# WHAT YOU HAVE TO DO
Give the entries again exactly, every one of them.
··· TASK DATA
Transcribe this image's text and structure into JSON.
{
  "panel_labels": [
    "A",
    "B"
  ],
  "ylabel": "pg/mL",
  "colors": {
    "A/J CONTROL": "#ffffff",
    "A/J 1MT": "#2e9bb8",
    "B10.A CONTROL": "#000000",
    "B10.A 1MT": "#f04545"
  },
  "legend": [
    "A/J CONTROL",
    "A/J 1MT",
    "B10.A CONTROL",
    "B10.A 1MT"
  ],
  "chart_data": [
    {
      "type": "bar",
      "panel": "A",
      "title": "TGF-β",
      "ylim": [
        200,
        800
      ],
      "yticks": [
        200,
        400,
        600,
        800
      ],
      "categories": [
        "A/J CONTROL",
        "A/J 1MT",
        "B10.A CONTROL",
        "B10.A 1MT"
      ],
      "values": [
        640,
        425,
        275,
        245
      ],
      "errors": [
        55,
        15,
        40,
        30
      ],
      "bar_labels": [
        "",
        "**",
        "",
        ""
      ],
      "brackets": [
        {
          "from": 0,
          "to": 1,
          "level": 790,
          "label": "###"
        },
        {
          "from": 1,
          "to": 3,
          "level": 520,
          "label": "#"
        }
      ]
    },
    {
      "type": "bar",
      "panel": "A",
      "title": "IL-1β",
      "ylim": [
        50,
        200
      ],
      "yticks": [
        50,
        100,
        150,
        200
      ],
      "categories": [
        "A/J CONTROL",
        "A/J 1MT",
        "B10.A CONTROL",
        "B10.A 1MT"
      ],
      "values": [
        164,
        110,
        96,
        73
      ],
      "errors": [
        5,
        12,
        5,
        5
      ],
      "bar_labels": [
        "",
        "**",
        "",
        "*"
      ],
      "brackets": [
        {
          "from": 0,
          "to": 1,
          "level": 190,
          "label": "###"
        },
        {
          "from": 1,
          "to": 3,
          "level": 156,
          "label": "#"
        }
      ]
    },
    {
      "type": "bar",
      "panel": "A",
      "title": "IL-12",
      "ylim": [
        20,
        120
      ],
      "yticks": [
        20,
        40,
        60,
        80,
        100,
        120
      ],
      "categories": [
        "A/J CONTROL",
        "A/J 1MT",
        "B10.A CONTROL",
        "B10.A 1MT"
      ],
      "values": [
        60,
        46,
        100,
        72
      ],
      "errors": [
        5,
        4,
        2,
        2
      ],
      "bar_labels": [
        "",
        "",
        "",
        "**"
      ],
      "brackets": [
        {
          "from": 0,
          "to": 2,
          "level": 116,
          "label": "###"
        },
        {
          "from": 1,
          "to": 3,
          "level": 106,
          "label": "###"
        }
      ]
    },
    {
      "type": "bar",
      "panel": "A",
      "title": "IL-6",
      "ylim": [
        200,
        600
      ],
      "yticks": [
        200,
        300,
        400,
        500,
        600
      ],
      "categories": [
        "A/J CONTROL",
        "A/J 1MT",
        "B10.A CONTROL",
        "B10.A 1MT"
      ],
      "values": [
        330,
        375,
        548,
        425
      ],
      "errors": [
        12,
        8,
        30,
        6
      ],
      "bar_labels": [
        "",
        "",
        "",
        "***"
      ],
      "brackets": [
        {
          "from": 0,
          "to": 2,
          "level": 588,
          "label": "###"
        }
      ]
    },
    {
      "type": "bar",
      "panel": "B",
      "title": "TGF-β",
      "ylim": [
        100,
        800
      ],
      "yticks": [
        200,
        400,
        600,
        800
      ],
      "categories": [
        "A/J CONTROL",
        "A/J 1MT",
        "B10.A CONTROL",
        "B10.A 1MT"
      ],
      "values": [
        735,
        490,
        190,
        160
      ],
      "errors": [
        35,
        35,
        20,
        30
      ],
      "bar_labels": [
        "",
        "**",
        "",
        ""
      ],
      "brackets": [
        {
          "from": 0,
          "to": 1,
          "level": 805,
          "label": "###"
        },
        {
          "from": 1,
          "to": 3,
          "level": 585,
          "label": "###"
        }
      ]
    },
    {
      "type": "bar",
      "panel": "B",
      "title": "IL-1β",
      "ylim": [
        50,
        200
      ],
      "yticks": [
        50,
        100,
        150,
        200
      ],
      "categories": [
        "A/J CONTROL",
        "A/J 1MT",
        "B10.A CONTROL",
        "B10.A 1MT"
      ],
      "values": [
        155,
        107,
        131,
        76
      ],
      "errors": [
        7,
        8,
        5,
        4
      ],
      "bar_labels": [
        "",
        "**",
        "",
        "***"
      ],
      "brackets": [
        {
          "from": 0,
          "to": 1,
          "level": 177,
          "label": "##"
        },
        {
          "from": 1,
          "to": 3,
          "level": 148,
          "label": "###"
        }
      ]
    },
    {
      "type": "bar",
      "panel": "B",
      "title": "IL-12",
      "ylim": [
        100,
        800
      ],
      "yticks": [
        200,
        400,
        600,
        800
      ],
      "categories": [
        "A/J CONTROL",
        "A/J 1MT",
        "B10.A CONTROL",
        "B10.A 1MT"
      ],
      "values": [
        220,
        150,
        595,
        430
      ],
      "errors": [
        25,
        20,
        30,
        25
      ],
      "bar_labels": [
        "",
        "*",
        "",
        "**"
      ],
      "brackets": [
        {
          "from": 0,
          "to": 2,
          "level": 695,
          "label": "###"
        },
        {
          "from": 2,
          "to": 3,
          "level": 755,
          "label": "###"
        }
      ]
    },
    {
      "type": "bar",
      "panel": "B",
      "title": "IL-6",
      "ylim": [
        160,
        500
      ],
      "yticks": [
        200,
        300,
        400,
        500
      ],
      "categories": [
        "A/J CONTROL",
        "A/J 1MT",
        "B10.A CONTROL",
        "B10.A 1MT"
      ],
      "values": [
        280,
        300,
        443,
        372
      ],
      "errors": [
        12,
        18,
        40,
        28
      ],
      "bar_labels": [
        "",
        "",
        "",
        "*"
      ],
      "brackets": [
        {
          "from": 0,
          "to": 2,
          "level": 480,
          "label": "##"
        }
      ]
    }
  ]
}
······
# EXERCISE RESULT
Transcribe this image's text and structure into JSON.
{
  "panel_labels": [
    "A",
    "B"
  ],
  "ylabel": "pg/mL",
  "colors": {
    "A/J CONTROL": "#ffffff",
    "A/J 1MT": "#2e9bb8",
    "B10.A CONTROL": "#000000",
    "B10.A 1MT": "#f04545"
  },
  "legend": [
    "A/J CONTROL",
    "A/J 1MT",
    "B10.A CONTROL",
    "B10.A 1MT"
  ],
  "chart_data": [
    {
      "type": "bar",
      "panel": "A",
      "title": "TGF-β",
      "ylim": [
        200,
        800
      ],
      "yticks": [
        200,
        400,
        600,
        800
      ],
      "categories": [
        "A/J CONTROL",
        "A/J 1MT",
        "B10.A CONTROL",
        "B10.A 1MT"
      ],
      "values": [
        640,
        425,
        275,
        245
      ],
      "errors": [
        55,
        15,
        40,
        30
      ],
      "bar_labels": [
        "",
        "**",
        "",
        ""
      ],
      "brackets": [
        {
          "from": 0,
          "to": 1,
          "level": 790,
          "label": "###"
        },
        {
          "from": 1,
          "to": 3,
          "level": 520,
          "label": "#"
        }
      ]
    },
    {
      "type": "bar",
      "panel": "A",
      "title": "IL-1β",
      "ylim": [
        50,
        200
      ],
      "yticks": [
        50,
        100,
        150,
        200
      ],
      "categories": [
        "A/J CONTROL",
        "A/J 1MT",
        "B10.A CONTROL",
        "B10.A 1MT"
      ],
      "values": [
        164,
        110,
        96,
        73
      ],
      "errors": [
        5,
        12,
        5,
        5
      ],
      "bar_labels": [
        "",
        "**",
        "",
        "*"
      ],
      "brackets": [
        {
          "from": 0,
          "to": 1,
          "level": 190,
          "label": "###"
        },
        {
          "from": 1,
          "to": 3,
          "level": 156,
          "label": "#"
        }
      ]
    },
    {
      "type": "bar",
      "panel": "A",
      "title": "IL-12",
      "ylim": [
        20,
        120
      ],
      "yticks": [
        20,
        40,
        60,
        80,
        100,
        120
      ],
      "categories": [
        "A/J CONTROL",
        "A/J 1MT",
        "B10.A CONTROL",
        "B10.A 1MT"
      ],
      "values": [
        60,
        46,
        100,
        72
      ],
      "errors": [
        5,
        4,
        2,
        2
      ],
      "bar_labels": [
        "",
        "",
        "",
        "**"
      ],
      "brackets": [
        {
          "from": 0,
          "to": 2,
          "level": 116,
          "label": "###"
        },
        {
          "from": 1,
          "to": 3,
          "level": 106,
          "label": "###"
        }
      ]
    },
    {
      "type": "bar",
      "panel": "A",
      "title": "IL-6",
      "ylim": [
        200,
        600
      ],
      "yticks": [
        200,
        300,
        400,
        500,
        600
      ],
      "categories": [
        "A/J CONTROL",
        "A/J 1MT",
        "B10.A CONTROL",
        "B10.A 1MT"
      ],
      "values": [
        330,
        375,
        548,
        425
      ],
      "errors": [
        12,
        8,
        30,
        6
      ],
      "bar_labels": [
        "",
        "",
        "",
        "***"
      ],
      "brackets": [
        {
          "from": 0,
          "to": 2,
          "level": 588,
          "label": "###"
        }
      ]
    },
    {
      "type": "bar",
      "panel": "B",
      "title": "TGF-β",
      "ylim": [
        100,
        800
      ],
      "yticks": [
        200,
        400,
        600,
        800
      ],
      "categories": [
        "A/J CONTROL",
        "A/J 1MT",
        "B10.A CONTROL",
        "B10.A 1MT"
      ],
      "values": [
        735,
        490,
        190,
        160
      ],
      "errors": [
        35,
        35,
        20,
        30
      ],
      "bar_labels": [
        "",
        "**",
        "",
        ""
      ],
      "brackets": [
        {
          "from": 0,
          "to": 1,
          "level": 805,
          "label": "###"
        },
        {
          "from": 1,
          "to": 3,
          "level": 585,
          "label": "###"
        }
      ]
    },
    {
      "type": "bar",
      "panel": "B",
      "title": "IL-1β",
      "ylim": [
        50,
        200
      ],
      "yticks": [
        50,
        100,
        150,
        200
      ],
      "categories": [
        "A/J CONTROL",
        "A/J 1MT",
        "B10.A CONTROL",
        "B10.A 1MT"
      ],
      "values": [
        155,
        107,
        131,
        76
      ],
      "errors": [
        7,
        8,
        5,
        4
      ],
      "bar_labels": [
        "",
        "**",
        "",
        "***"
      ],
      "brackets": [
        {
          "from": 0,
          "to": 1,
          "level": 177,
          "label": "##"
        },
        {
          "from": 1,
          "to": 3,
          "level": 148,
          "label": "###"
        }
      ]
    },
    {
      "type": "bar",
      "panel": "B",
      "title": "IL-12",
      "ylim": [
        100,
        800
      ],
      "yticks": [
        200,
        400,
        600,
        800
      ],
      "categories": [
        "A/J CONTROL",
        "A/J 1MT",
        "B10.A CONTROL",
        "B10.A 1MT"
      ],
      "values": [
        220,
        150,
        595,
        430
      ],
      "errors": [
        25,
        20,
        30,
        25
      ],
      "bar_labels": [
        "",
        "*",
        "",
        "**"
      ],
      "brackets": [
        {
          "from": 0,
          "to": 2,
          "level": 695,
          "label": "###"
        },
        {
          "from": 2,
          "to": 3,
          "level": 755,
          "label": "###"
        }
      ]
    },
    {
      "type": "bar",
      "panel": "B",
      "title": "IL-6",
      "ylim": [
        160,
        500
      ],
      "yticks": [
        200,
        300,
        400,
        500
      ],
      "categories": [
        "A/J CONTROL",
        "A/J 1MT",
        "B10.A CONTROL",
        "B10.A 1MT"
      ],
      "values": [
        280,
        300,
        443,
        372
      ],
      "errors": [
        12,
        18,
        40,
        28
      ],
      "bar_labels": [
        "",
        "",
        "",
        "*"
      ],
      "brackets": [
        {
          "from": 0,
          "to": 2,
          "level": 480,
          "label": "##"
        }
      ]
    }
  ]
}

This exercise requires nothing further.